[DIRECTIVE]
Examine the material below and count the lines that hold the word "Climate". Report only the number.

[DATASET CONTENT]
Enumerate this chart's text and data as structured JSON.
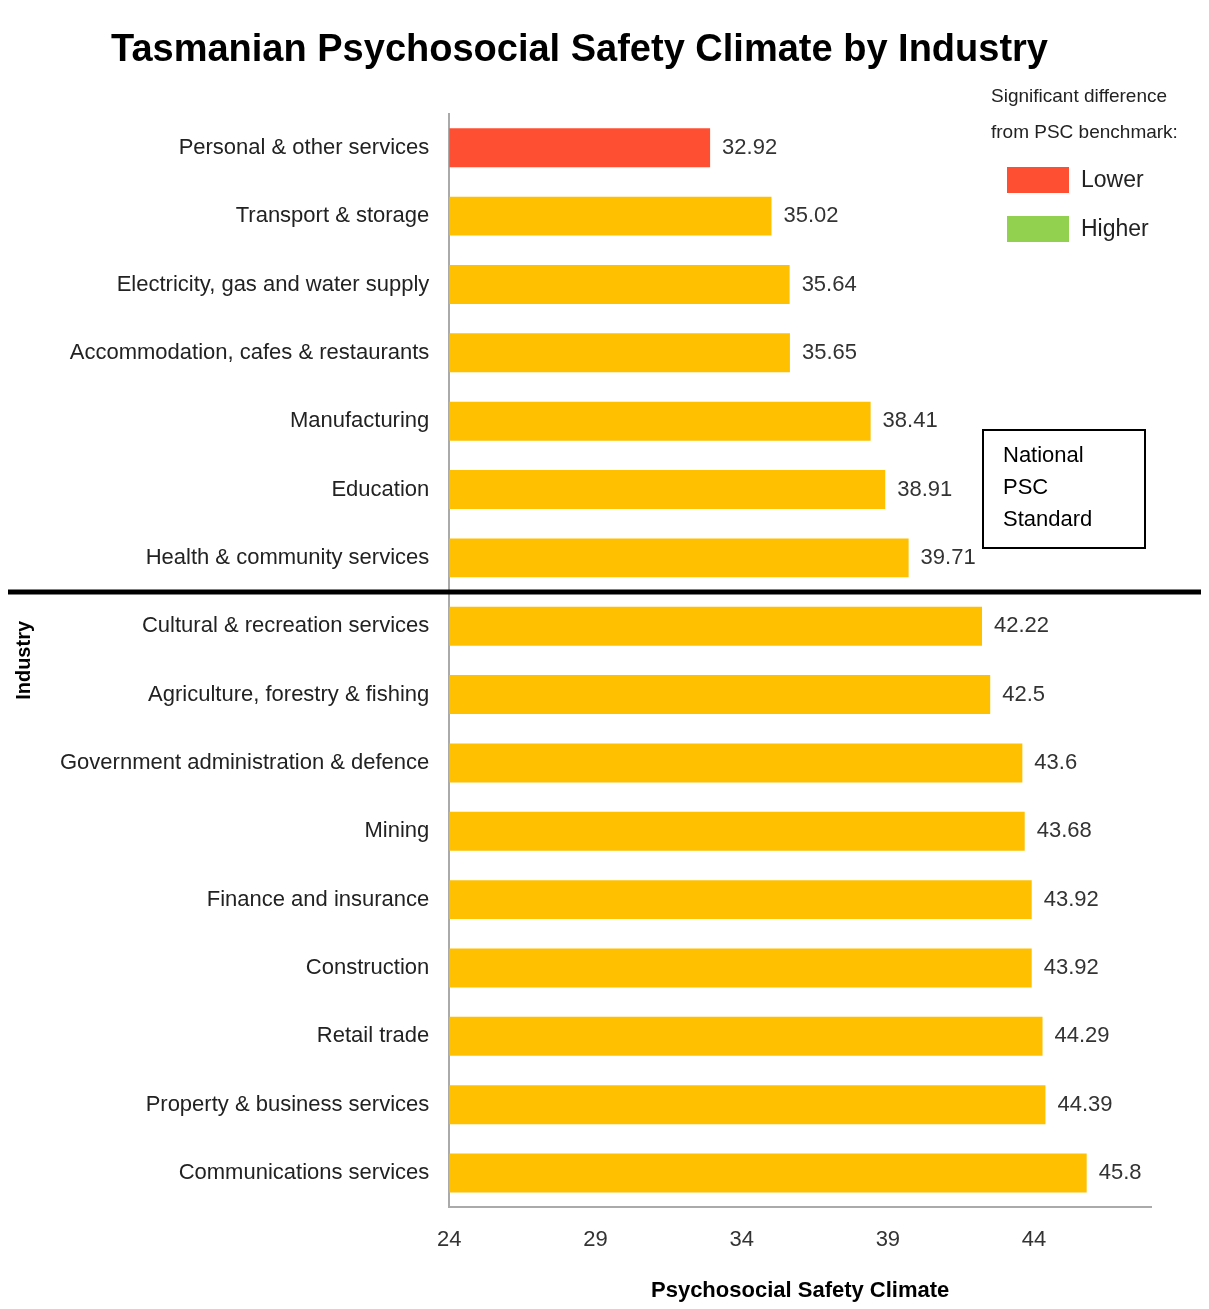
{
  "chart_data": {
    "type": "bar",
    "orientation": "horizontal",
    "title": "Tasmanian Psychosocial Safety Climate by Industry",
    "xlabel": "Psychosocial Safety Climate",
    "ylabel": "Industry",
    "legend_title": "Significant difference from PSC benchmark:",
    "legend": "top right",
    "grid": false,
    "data_labels": true,
    "categories": [
      "Personal & other services",
      "Transport & storage",
      "Electricity, gas and water supply",
      "Accommodation, cafes & restaurants",
      "Manufacturing",
      "Education",
      "Health & community services",
      "Cultural & recreation services",
      "Agriculture, forestry & fishing",
      "Government administration & defence",
      "Mining",
      "Finance and insurance",
      "Construction",
      "Retail trade",
      "Property & business services",
      "Communications services"
    ],
    "series": [
      {
        "name": "Lower",
        "color": "#ff4f33",
        "values": [
          32.92,
          null,
          null,
          null,
          null,
          null,
          null,
          null,
          null,
          null,
          null,
          null,
          null,
          null,
          null,
          null
        ]
      },
      {
        "name": "Higher",
        "color": "#92d050",
        "values": [
          null,
          null,
          null,
          null,
          null,
          null,
          null,
          null,
          null,
          null,
          null,
          null,
          null,
          null,
          null,
          null
        ]
      },
      {
        "color": "#ffc000",
        "values": [
          null,
          35.02,
          35.64,
          35.65,
          38.41,
          38.91,
          39.71,
          42.22,
          42.5,
          43.6,
          43.68,
          43.92,
          43.92,
          44.29,
          44.39,
          45.8
        ]
      }
    ],
    "xlim": [
      24,
      48
    ],
    "xticks": [
      24,
      29,
      34,
      39,
      44
    ],
    "annotations": [
      "National PSC Standard"
    ]
  }
}
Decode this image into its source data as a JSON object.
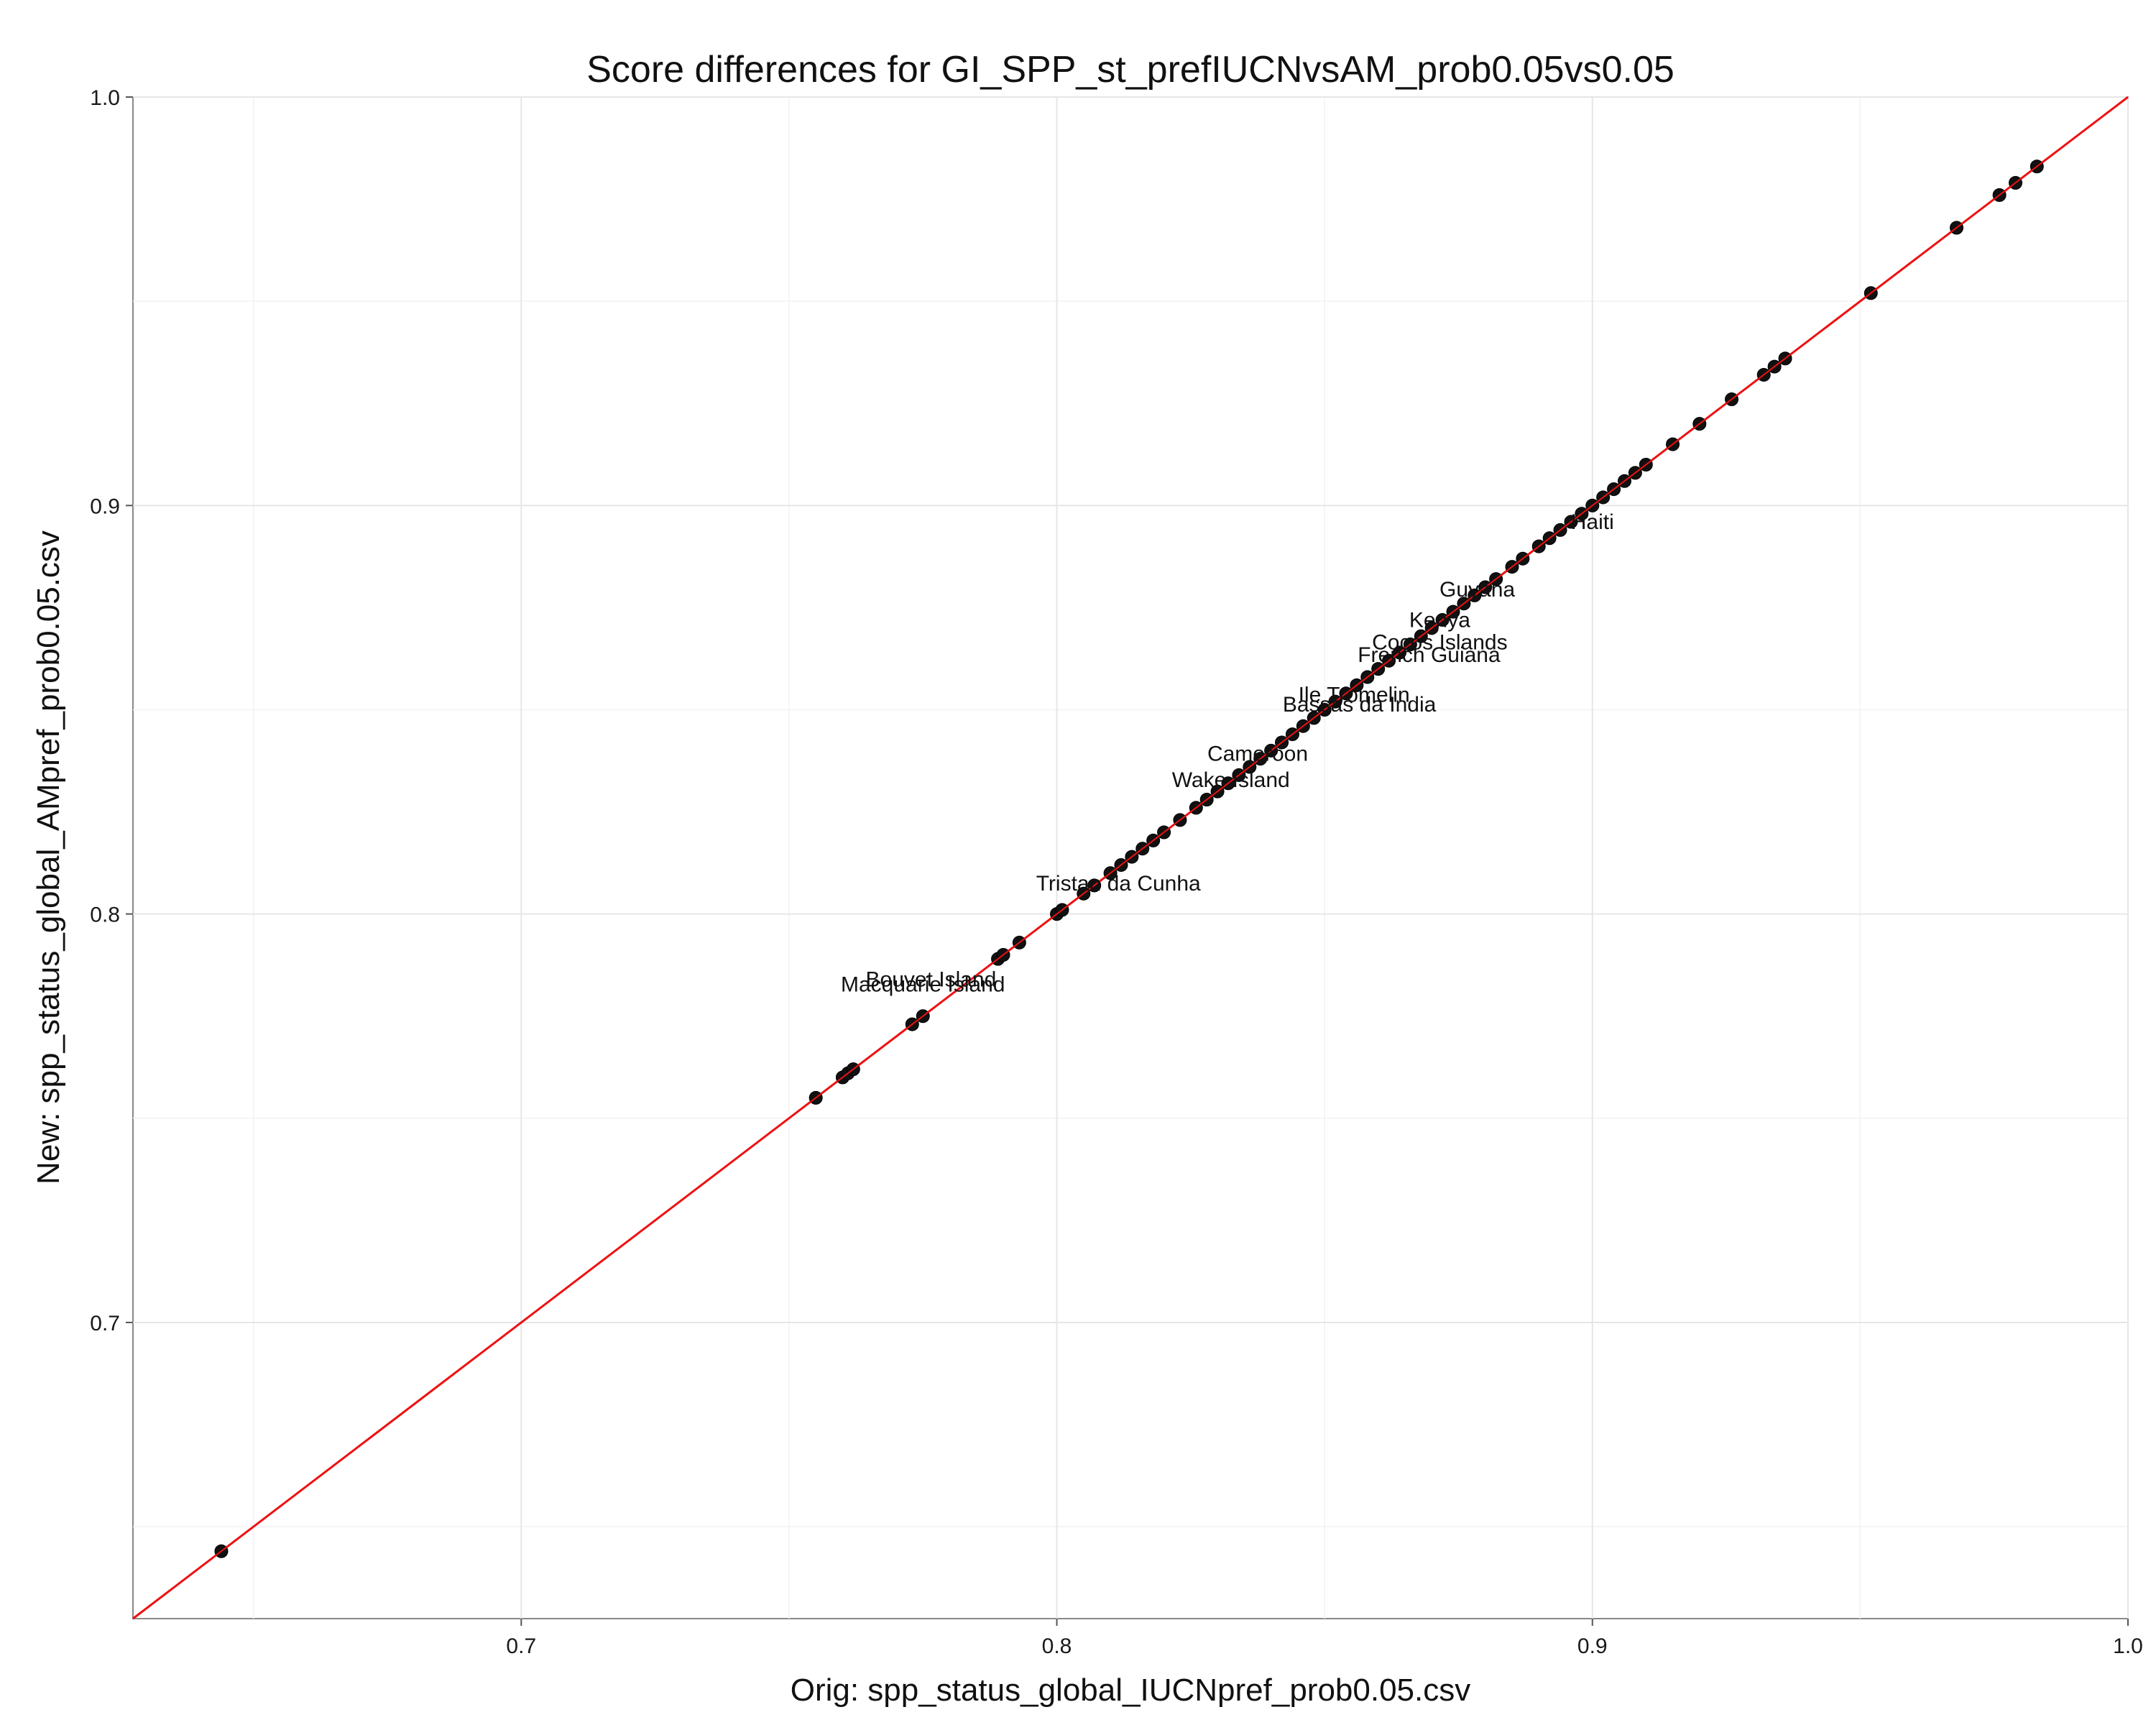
{
  "chart_data": {
    "type": "scatter",
    "title": "Score differences for GI_SPP_st_prefIUCNvsAM_prob0.05vs0.05",
    "xlabel": "Orig: spp_status_global_IUCNpref_prob0.05.csv",
    "ylabel": "New: spp_status_global_AMpref_prob0.05.csv",
    "xlim": [
      0.6275,
      1.0
    ],
    "ylim": [
      0.6275,
      1.0
    ],
    "x_ticks": [
      0.7,
      0.8,
      0.9,
      1.0
    ],
    "x_tick_labels": [
      "0.7",
      "0.8",
      "0.9",
      "1.0"
    ],
    "y_ticks": [
      0.7,
      0.8,
      0.9,
      1.0
    ],
    "y_tick_labels": [
      "0.7",
      "0.8",
      "0.9",
      "1.0"
    ],
    "grid": true,
    "legend": "none",
    "reference_line": {
      "slope": 1,
      "intercept": 0,
      "color": "#ee1111"
    },
    "point_color": "#111111",
    "points": [
      [
        0.644,
        0.644
      ],
      [
        0.755,
        0.755
      ],
      [
        0.76,
        0.76
      ],
      [
        0.761,
        0.761
      ],
      [
        0.762,
        0.762
      ],
      [
        0.773,
        0.773
      ],
      [
        0.775,
        0.775
      ],
      [
        0.789,
        0.789
      ],
      [
        0.79,
        0.79
      ],
      [
        0.793,
        0.793
      ],
      [
        0.8,
        0.8
      ],
      [
        0.801,
        0.801
      ],
      [
        0.805,
        0.805
      ],
      [
        0.807,
        0.807
      ],
      [
        0.81,
        0.81
      ],
      [
        0.812,
        0.812
      ],
      [
        0.814,
        0.814
      ],
      [
        0.816,
        0.816
      ],
      [
        0.818,
        0.818
      ],
      [
        0.82,
        0.82
      ],
      [
        0.823,
        0.823
      ],
      [
        0.826,
        0.826
      ],
      [
        0.828,
        0.828
      ],
      [
        0.83,
        0.83
      ],
      [
        0.832,
        0.832
      ],
      [
        0.834,
        0.834
      ],
      [
        0.836,
        0.836
      ],
      [
        0.838,
        0.838
      ],
      [
        0.84,
        0.84
      ],
      [
        0.842,
        0.842
      ],
      [
        0.844,
        0.844
      ],
      [
        0.846,
        0.846
      ],
      [
        0.848,
        0.848
      ],
      [
        0.85,
        0.85
      ],
      [
        0.852,
        0.852
      ],
      [
        0.854,
        0.854
      ],
      [
        0.856,
        0.856
      ],
      [
        0.858,
        0.858
      ],
      [
        0.86,
        0.86
      ],
      [
        0.862,
        0.862
      ],
      [
        0.864,
        0.864
      ],
      [
        0.866,
        0.866
      ],
      [
        0.868,
        0.868
      ],
      [
        0.87,
        0.87
      ],
      [
        0.872,
        0.872
      ],
      [
        0.874,
        0.874
      ],
      [
        0.876,
        0.876
      ],
      [
        0.878,
        0.878
      ],
      [
        0.88,
        0.88
      ],
      [
        0.882,
        0.882
      ],
      [
        0.885,
        0.885
      ],
      [
        0.887,
        0.887
      ],
      [
        0.89,
        0.89
      ],
      [
        0.892,
        0.892
      ],
      [
        0.894,
        0.894
      ],
      [
        0.896,
        0.896
      ],
      [
        0.898,
        0.898
      ],
      [
        0.9,
        0.9
      ],
      [
        0.902,
        0.902
      ],
      [
        0.904,
        0.904
      ],
      [
        0.906,
        0.906
      ],
      [
        0.908,
        0.908
      ],
      [
        0.91,
        0.91
      ],
      [
        0.915,
        0.915
      ],
      [
        0.92,
        0.92
      ],
      [
        0.926,
        0.926
      ],
      [
        0.932,
        0.932
      ],
      [
        0.934,
        0.934
      ],
      [
        0.936,
        0.936
      ],
      [
        0.952,
        0.952
      ],
      [
        0.968,
        0.968
      ],
      [
        0.976,
        0.976
      ],
      [
        0.979,
        0.979
      ],
      [
        0.983,
        0.983
      ]
    ],
    "annotations": [
      {
        "text": "Haiti",
        "x": 0.9,
        "y": 0.896
      },
      {
        "text": "Guyana",
        "x": 0.8785,
        "y": 0.8795
      },
      {
        "text": "Kenya",
        "x": 0.8715,
        "y": 0.872
      },
      {
        "text": "Cocos Islands",
        "x": 0.8715,
        "y": 0.8665
      },
      {
        "text": "French Guiana",
        "x": 0.8695,
        "y": 0.8635
      },
      {
        "text": "Ile Tromelin",
        "x": 0.8555,
        "y": 0.8537
      },
      {
        "text": "Bassas da India",
        "x": 0.8565,
        "y": 0.8513
      },
      {
        "text": "Cameroon",
        "x": 0.8375,
        "y": 0.8393
      },
      {
        "text": "Wake Island",
        "x": 0.8325,
        "y": 0.8328
      },
      {
        "text": "Tristan da Cunha",
        "x": 0.8115,
        "y": 0.8075
      },
      {
        "text": "Bouvet Island",
        "x": 0.7765,
        "y": 0.784
      },
      {
        "text": "Macquarie Island",
        "x": 0.775,
        "y": 0.7828
      }
    ]
  }
}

[THE COMPLETED TASK]
2